◆ **Record excerpts**:
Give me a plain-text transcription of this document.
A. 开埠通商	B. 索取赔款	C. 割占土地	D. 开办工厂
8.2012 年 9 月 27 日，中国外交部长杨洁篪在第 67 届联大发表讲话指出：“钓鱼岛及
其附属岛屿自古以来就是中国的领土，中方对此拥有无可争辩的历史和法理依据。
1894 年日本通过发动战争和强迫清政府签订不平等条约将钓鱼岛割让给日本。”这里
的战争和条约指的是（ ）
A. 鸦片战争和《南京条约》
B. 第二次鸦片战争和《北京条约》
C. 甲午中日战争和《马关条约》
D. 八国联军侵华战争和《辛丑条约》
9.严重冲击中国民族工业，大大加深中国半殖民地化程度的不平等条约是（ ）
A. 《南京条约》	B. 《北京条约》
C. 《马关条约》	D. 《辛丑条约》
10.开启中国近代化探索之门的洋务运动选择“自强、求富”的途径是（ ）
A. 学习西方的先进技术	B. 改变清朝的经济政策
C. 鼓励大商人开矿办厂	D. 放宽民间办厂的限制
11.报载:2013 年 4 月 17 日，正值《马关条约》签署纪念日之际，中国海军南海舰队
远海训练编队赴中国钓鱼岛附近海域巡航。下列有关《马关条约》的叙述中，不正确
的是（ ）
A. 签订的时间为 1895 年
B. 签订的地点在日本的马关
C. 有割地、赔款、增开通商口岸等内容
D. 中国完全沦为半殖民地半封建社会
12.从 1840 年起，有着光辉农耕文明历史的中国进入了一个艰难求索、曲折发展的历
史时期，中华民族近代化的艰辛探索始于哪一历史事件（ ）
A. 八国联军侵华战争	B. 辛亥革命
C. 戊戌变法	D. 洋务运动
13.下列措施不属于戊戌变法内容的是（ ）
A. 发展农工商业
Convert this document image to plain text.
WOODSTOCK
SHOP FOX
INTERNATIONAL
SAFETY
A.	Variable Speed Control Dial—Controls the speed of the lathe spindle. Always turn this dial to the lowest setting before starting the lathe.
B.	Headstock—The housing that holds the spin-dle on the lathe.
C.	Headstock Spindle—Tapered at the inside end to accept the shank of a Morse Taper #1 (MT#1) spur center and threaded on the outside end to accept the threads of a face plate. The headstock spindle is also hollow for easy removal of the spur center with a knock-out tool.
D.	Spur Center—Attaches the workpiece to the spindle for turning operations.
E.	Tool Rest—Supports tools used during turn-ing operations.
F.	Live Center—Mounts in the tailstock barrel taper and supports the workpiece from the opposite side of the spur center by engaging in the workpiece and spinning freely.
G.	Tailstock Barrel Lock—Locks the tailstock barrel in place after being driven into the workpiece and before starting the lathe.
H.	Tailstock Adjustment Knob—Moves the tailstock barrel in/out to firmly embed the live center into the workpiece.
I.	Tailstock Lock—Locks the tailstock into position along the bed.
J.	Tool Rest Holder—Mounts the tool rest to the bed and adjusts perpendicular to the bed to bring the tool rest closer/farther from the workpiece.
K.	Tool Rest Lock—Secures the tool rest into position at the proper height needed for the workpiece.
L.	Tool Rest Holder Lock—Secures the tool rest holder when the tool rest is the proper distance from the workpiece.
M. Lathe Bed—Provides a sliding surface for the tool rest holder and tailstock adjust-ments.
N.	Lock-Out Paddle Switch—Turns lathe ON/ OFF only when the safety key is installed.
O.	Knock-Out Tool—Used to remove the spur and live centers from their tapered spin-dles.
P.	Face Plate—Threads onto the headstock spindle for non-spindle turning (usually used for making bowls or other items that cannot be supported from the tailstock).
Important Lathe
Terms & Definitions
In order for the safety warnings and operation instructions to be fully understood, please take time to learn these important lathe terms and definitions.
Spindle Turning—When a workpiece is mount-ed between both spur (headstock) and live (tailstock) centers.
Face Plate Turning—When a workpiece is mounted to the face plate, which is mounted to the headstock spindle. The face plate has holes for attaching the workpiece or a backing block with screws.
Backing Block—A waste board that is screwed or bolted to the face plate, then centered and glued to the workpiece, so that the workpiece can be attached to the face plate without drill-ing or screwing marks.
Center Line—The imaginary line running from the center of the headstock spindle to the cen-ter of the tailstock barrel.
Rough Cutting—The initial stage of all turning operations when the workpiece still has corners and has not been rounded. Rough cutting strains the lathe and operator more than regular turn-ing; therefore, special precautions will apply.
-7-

◆ **Short exercise**: Exactly as shown above, return every record.

◆ **Correct output**:
Give me a plain-text transcription of this document.
A. 开埠通商	B. 索取赔款	C. 割占土地	D. 开办工厂
8.2012 年 9 月 27 日，中国外交部长杨洁篪在第 67 届联大发表讲话指出：“钓鱼岛及
其附属岛屿自古以来就是中国的领土，中方对此拥有无可争辩的历史和法理依据。
1894 年日本通过发动战争和强迫清政府签订不平等条约将钓鱼岛割让给日本。”这里
的战争和条约指的是（ ）
A. 鸦片战争和《南京条约》
B. 第二次鸦片战争和《北京条约》
C. 甲午中日战争和《马关条约》
D. 八国联军侵华战争和《辛丑条约》
9.严重冲击中国民族工业，大大加深中国半殖民地化程度的不平等条约是（ ）
A. 《南京条约》	B. 《北京条约》
C. 《马关条约》	D. 《辛丑条约》
10.开启中国近代化探索之门的洋务运动选择“自强、求富”的途径是（ ）
A. 学习西方的先进技术	B. 改变清朝的经济政策
C. 鼓励大商人开矿办厂	D. 放宽民间办厂的限制
11.报载:2013 年 4 月 17 日，正值《马关条约》签署纪念日之际，中国海军南海舰队
远海训练编队赴中国钓鱼岛附近海域巡航。下列有关《马关条约》的叙述中，不正确
的是（ ）
A. 签订的时间为 1895 年
B. 签订的地点在日本的马关
C. 有割地、赔款、增开通商口岸等内容
D. 中国完全沦为半殖民地半封建社会
12.从 1840 年起，有着光辉农耕文明历史的中国进入了一个艰难求索、曲折发展的历
史时期，中华民族近代化的艰辛探索始于哪一历史事件（ ）
A. 八国联军侵华战争	B. 辛亥革命
C. 戊戌变法	D. 洋务运动
13.下列措施不属于戊戌变法内容的是（ ）
A. 发展农工商业
Convert this document image to plain text.
WOODSTOCK
SHOP FOX
INTERNATIONAL
SAFETY
A.	Variable Speed Control Dial—Controls the speed of the lathe spindle. Always turn this dial to the lowest setting before starting the lathe.
B.	Headstock—The housing that holds the spin-dle on the lathe.
C.	Headstock Spindle—Tapered at the inside end to accept the shank of a Morse Taper #1 (MT#1) spur center and threaded on the outside end to accept the threads of a face plate. The headstock spindle is also hollow for easy removal of the spur center with a knock-out tool.
D.	Spur Center—Attaches the workpiece to the spindle for turning operations.
E.	Tool Rest—Supports tools used during turn-ing operations.
F.	Live Center—Mounts in the tailstock barrel taper and supports the workpiece from the opposite side of the spur center by engaging in the workpiece and spinning freely.
G.	Tailstock Barrel Lock—Locks the tailstock barrel in place after being driven into the workpiece and before starting the lathe.
H.	Tailstock Adjustment Knob—Moves the tailstock barrel in/out to firmly embed the live center into the workpiece.
I.	Tailstock Lock—Locks the tailstock into position along the bed.
J.	Tool Rest Holder—Mounts the tool rest to the bed and adjusts perpendicular to the bed to bring the tool rest closer/farther from the workpiece.
K.	Tool Rest Lock—Secures the tool rest into position at the proper height needed for the workpiece.
L.	Tool Rest Holder Lock—Secures the tool rest holder when the tool rest is the proper distance from the workpiece.
M. Lathe Bed—Provides a sliding surface for the tool rest holder and tailstock adjust-ments.
N.	Lock-Out Paddle Switch—Turns lathe ON/ OFF only when the safety key is installed.
O.	Knock-Out Tool—Used to remove the spur and live centers from their tapered spin-dles.
P.	Face Plate—Threads onto the headstock spindle for non-spindle turning (usually used for making bowls or other items that cannot be supported from the tailstock).
Important Lathe
Terms & Definitions
In order for the safety warnings and operation instructions to be fully understood, please take time to learn these important lathe terms and definitions.
Spindle Turning—When a workpiece is mount-ed between both spur (headstock) and live (tailstock) centers.
Face Plate Turning—When a workpiece is mounted to the face plate, which is mounted to the headstock spindle. The face plate has holes for attaching the workpiece or a backing block with screws.
Backing Block—A waste board that is screwed or bolted to the face plate, then centered and glued to the workpiece, so that the workpiece can be attached to the face plate without drill-ing or screwing marks.
Center Line—The imaginary line running from the center of the headstock spindle to the cen-ter of the tailstock barrel.
Rough Cutting—The initial stage of all turning operations when the workpiece still has corners and has not been rounded. Rough cutting strains the lathe and operator more than regular turn-ing; therefore, special precautions will apply.
-7-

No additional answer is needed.